— START OF DATA RECORDS —

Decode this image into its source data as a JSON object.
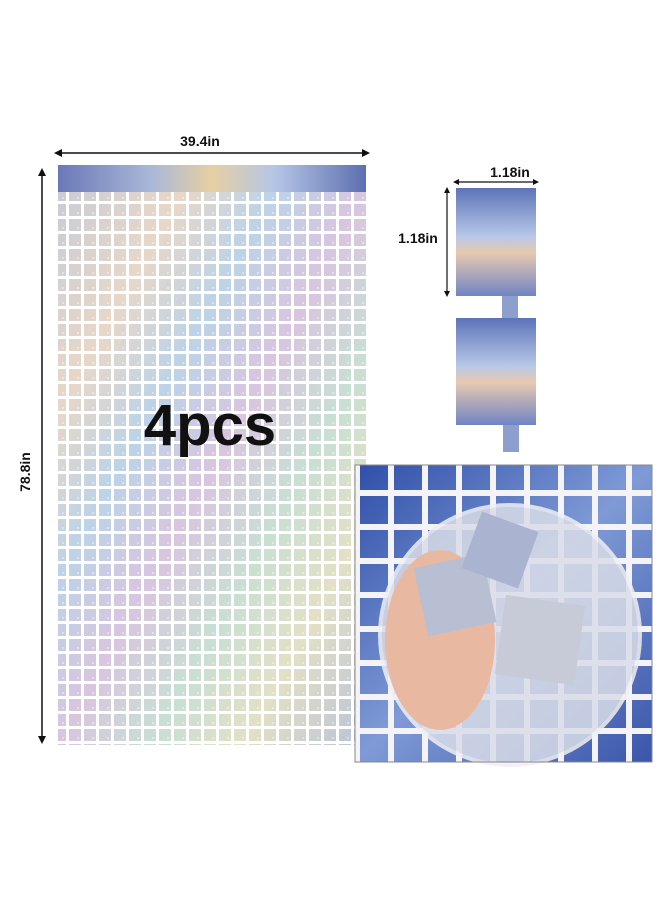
{
  "curtain": {
    "width_label": "39.4in",
    "height_label": "78.8in",
    "quantity": "4pcs"
  },
  "swatch": {
    "width_label": "1.18in",
    "height_label": "1.18in"
  }
}
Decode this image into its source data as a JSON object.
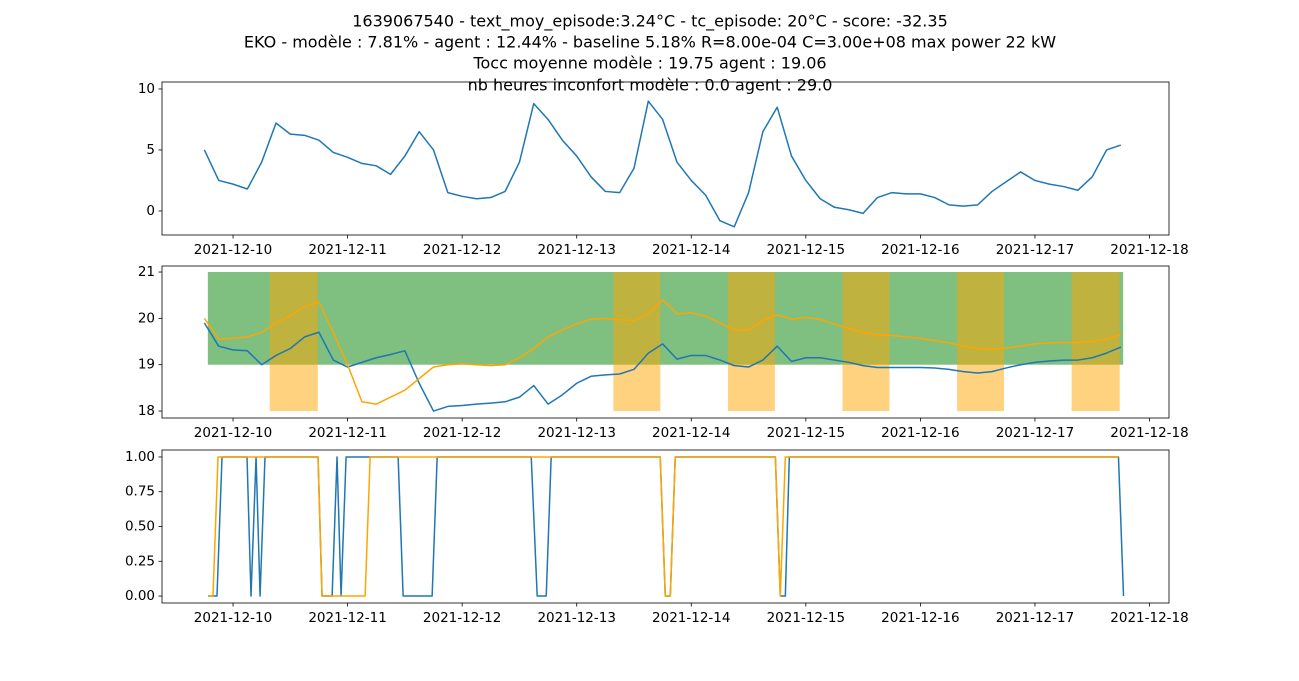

— END OF DATA RECORDS —

WHAT THE TASK ASKS:
Transcribe every line in the entries above, taking out only the images.

COMPLETE RESPONSE:
Decode this image into its source data as a JSON object.
{
  "curtain": {
    "width_label": "39.4in",
    "height_label": "78.8in",
    "quantity": "4pcs"
  },
  "swatch": {
    "width_label": "1.18in",
    "height_label": "1.18in"
  }
}
Decode this image into its source data as a JSON object.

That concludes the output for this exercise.